Skip to content

Monitoring and Metrics (Prometheus)

Architecture Overview

  • Metrics emitted via prometheus_client in-process registry (maricusco.utils.metrics).
  • Metrics endpoint at /metrics (FastAPI router in maricusco/api/metrics.py); returns 503 when disabled, 500 on rendering errors.
  • Prometheus server (docker-compose prometheus service) scrapes app:8000/metrics every 15s by default.
  • Grafana can be pointed at Prometheus for dashboards and alerts.

Health Check Endpoint

  • Endpoint: FastAPI /health (configurable via MARICUSCO_HEALTHCHECK_PATH, default /health).
  • Status codes: 200 when all required dependencies are healthy; 503 when any required dependency (PostgreSQL, Redis) is unhealthy. Optional dependencies and vendor checks are opt-in.
  • Response schema:
    {
      "status": "healthy" | "unhealthy",
      "timestamp": "2025-12-09T10:48:54.066885Z",
      "dependencies": {
        "database": "healthy" | "unhealthy",
        "redis": "healthy" | "unhealthy",
        "data_vendors": "healthy" | "unhealthy" | "not_checked"
      },
      "errors": { "<dependency>": "<message>" }
    }
    
  • Configuration:
  • Enable/disable: MARICUSCO_HEALTHCHECK_ENABLED (default true).

**Data for this exercise:**
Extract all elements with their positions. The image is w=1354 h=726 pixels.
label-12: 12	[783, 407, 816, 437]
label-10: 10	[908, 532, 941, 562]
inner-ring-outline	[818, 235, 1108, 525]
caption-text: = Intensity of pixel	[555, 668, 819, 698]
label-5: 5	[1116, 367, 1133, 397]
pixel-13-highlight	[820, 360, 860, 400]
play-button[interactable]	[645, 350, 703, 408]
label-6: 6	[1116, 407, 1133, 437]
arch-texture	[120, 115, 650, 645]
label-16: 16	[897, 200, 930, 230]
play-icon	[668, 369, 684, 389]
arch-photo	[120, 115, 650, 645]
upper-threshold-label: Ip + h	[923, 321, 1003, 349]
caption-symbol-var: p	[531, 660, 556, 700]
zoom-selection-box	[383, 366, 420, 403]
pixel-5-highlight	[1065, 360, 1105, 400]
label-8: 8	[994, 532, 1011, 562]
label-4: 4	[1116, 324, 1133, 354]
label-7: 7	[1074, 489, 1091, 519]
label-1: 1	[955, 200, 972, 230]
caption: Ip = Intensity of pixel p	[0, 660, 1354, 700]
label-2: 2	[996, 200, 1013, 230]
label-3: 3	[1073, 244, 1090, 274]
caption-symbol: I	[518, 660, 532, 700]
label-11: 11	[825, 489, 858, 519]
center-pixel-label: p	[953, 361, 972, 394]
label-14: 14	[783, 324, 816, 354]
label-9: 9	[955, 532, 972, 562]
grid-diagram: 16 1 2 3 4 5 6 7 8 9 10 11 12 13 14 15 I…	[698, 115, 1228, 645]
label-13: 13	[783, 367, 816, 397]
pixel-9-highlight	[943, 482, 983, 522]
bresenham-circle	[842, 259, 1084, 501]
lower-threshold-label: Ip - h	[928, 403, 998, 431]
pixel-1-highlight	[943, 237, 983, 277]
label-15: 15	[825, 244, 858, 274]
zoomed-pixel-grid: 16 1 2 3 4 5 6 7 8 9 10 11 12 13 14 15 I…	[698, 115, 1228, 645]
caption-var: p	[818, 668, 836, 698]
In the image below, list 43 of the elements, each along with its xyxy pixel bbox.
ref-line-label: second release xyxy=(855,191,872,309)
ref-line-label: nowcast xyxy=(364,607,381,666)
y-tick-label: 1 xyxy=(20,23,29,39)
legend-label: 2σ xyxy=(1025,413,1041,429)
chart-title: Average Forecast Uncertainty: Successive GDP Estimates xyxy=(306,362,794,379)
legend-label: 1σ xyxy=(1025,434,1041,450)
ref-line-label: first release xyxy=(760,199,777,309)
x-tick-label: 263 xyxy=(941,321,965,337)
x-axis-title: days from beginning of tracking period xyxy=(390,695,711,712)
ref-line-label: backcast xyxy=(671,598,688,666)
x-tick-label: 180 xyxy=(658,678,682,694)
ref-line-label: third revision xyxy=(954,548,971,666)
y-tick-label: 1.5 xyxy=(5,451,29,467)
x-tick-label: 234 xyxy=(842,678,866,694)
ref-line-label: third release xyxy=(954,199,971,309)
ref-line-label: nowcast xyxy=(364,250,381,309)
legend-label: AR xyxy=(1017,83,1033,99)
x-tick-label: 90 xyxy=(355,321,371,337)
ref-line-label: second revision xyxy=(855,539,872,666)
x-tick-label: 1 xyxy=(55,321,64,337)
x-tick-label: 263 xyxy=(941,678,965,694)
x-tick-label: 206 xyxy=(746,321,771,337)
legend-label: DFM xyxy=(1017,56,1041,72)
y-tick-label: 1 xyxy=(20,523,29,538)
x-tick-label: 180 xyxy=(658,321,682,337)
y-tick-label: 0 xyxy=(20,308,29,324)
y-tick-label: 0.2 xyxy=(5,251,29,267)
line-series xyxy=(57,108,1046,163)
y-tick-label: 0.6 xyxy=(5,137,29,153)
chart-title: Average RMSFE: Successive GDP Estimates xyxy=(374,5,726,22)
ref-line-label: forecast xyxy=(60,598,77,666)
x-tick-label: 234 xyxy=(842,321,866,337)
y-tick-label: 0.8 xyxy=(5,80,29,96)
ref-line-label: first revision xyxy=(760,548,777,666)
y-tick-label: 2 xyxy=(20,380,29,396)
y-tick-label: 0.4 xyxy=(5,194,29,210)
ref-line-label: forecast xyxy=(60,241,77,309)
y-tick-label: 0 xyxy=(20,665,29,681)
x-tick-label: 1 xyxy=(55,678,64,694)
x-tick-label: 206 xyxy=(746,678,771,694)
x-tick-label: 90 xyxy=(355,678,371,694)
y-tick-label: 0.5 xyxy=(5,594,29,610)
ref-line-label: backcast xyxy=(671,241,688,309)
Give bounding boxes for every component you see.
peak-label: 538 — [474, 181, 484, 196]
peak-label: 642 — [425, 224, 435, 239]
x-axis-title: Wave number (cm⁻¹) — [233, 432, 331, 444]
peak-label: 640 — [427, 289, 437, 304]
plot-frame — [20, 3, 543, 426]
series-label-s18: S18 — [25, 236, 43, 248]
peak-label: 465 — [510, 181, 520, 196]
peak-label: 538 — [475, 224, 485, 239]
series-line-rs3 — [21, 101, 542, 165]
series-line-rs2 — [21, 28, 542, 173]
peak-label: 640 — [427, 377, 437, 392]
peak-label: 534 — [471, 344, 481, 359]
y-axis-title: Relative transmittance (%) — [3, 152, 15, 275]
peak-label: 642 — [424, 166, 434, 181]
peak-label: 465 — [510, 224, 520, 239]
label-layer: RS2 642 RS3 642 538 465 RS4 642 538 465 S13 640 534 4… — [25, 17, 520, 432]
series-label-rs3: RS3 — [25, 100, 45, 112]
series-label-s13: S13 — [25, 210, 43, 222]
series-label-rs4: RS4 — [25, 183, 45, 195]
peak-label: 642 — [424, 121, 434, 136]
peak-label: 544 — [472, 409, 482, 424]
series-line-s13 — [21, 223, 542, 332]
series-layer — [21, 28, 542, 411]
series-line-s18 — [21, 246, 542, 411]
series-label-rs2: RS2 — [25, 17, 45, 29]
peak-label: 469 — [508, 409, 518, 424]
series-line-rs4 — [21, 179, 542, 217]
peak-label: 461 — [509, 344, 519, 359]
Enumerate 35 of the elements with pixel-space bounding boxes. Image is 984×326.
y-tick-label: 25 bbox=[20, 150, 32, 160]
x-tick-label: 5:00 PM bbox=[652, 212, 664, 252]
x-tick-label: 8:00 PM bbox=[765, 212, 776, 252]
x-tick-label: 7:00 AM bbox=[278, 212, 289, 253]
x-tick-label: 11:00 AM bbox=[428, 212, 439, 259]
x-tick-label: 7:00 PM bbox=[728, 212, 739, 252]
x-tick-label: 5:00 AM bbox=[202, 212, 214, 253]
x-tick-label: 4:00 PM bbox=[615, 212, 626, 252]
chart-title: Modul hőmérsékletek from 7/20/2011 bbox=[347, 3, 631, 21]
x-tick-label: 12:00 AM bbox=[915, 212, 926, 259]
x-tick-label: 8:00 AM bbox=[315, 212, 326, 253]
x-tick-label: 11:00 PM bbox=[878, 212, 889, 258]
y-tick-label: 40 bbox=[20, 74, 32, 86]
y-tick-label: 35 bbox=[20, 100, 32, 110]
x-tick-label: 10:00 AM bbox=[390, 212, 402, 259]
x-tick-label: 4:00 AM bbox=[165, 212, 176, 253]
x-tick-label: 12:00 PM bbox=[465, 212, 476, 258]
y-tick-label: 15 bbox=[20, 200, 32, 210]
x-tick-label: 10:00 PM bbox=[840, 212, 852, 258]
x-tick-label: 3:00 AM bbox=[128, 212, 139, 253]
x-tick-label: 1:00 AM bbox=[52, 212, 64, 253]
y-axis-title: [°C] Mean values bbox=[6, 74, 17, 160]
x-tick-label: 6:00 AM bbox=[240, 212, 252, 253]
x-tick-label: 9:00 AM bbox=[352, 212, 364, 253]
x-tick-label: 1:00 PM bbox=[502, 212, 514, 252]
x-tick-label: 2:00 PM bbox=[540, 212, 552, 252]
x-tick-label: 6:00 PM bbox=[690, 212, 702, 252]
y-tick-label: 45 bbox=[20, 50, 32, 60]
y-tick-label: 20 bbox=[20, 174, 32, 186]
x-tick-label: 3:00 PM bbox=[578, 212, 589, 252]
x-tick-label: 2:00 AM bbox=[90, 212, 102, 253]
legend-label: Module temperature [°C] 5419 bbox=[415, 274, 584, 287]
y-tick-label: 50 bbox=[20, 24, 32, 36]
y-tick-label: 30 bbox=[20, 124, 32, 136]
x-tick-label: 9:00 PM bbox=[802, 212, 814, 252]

**Tasks to carry out:**
**1)** Please reproduce the part of the Prometheus monitoring page from "Skip to content" up to and including "on rendering errors.".
**2)** Transcribe the records from their first line up to and including the line with "360, 860, 400]".

**Exercise solutions:**
**1)**
Skip to content

Monitoring and Metrics (Prometheus)

Architecture Overview

  • Metrics emitted via prometheus_client in-process registry (maricusco.utils.metrics).
  • Metrics endpoint at /metrics (FastAPI router in maricusco/api/metrics.py); returns 503 when disabled, 500 on rendering errors.

**2)**
Extract all elements with their positions. The image is w=1354 h=726 pixels.
label-12: 12	[783, 407, 816, 437]
label-10: 10	[908, 532, 941, 562]
inner-ring-outline	[818, 235, 1108, 525]
caption-text: = Intensity of pixel	[555, 668, 819, 698]
label-5: 5	[1116, 367, 1133, 397]
pixel-13-highlight	[820, 360, 860, 400]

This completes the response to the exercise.